>>

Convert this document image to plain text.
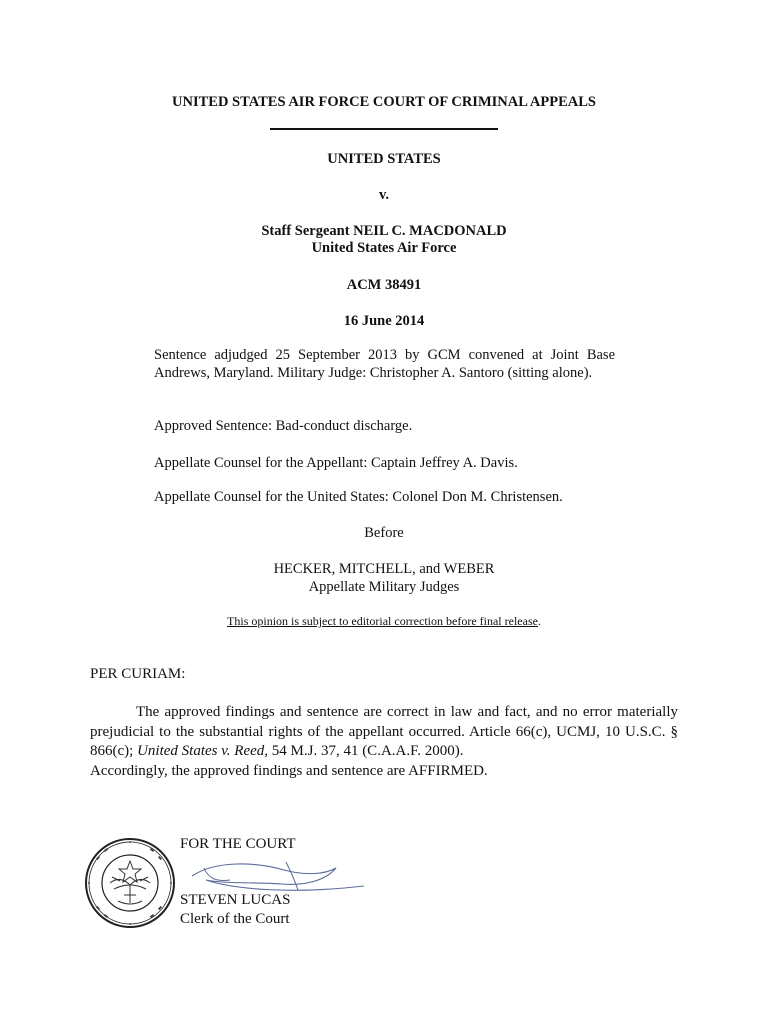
UNITED STATES AIR FORCE COURT OF CRIMINAL APPEALS
UNITED STATES
v.
Staff Sergeant NEIL C. MACDONALD
United States Air Force
ACM 38491
16 June 2014
Sentence adjudged 25 September 2013 by GCM convened at Joint Base Andrews, Maryland. Military Judge: Christopher A. Santoro (sitting alone).
Approved Sentence: Bad-conduct discharge.
Appellate Counsel for the Appellant: Captain Jeffrey A. Davis.
Appellate Counsel for the United States: Colonel Don M. Christensen.
Before
HECKER, MITCHELL, and WEBER
Appellate Military Judges
This opinion is subject to editorial correction before final release.
PER CURIAM:
The approved findings and sentence are correct in law and fact, and no error materially prejudicial to the substantial rights of the appellant occurred. Article 66(c), UCMJ, 10 U.S.C. § 866(c); United States v. Reed, 54 M.J. 37, 41 (C.A.A.F. 2000).
Accordingly, the approved findings and sentence are AFFIRMED.
FOR THE COURT
STEVEN LUCAS
Clerk of the Court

<<

• REQUEST:
All of the data needs repeating exactly, but the pictures do not.

• COMPLETE ANSWER:
Convert this document image to plain text.
UNITED STATES AIR FORCE COURT OF CRIMINAL APPEALS
UNITED STATES
v.
Staff Sergeant NEIL C. MACDONALD
United States Air Force
ACM 38491
16 June 2014
Sentence adjudged 25 September 2013 by GCM convened at Joint Base Andrews, Maryland. Military Judge: Christopher A. Santoro (sitting alone).
Approved Sentence: Bad-conduct discharge.
Appellate Counsel for the Appellant: Captain Jeffrey A. Davis.
Appellate Counsel for the United States: Colonel Don M. Christensen.
Before
HECKER, MITCHELL, and WEBER
Appellate Military Judges
This opinion is subject to editorial correction before final release.
PER CURIAM:
The approved findings and sentence are correct in law and fact, and no error materially prejudicial to the substantial rights of the appellant occurred. Article 66(c), UCMJ, 10 U.S.C. § 866(c); United States v. Reed, 54 M.J. 37, 41 (C.A.A.F. 2000).
Accordingly, the approved findings and sentence are AFFIRMED.
FOR THE COURT
STEVEN LUCAS
Clerk of the Court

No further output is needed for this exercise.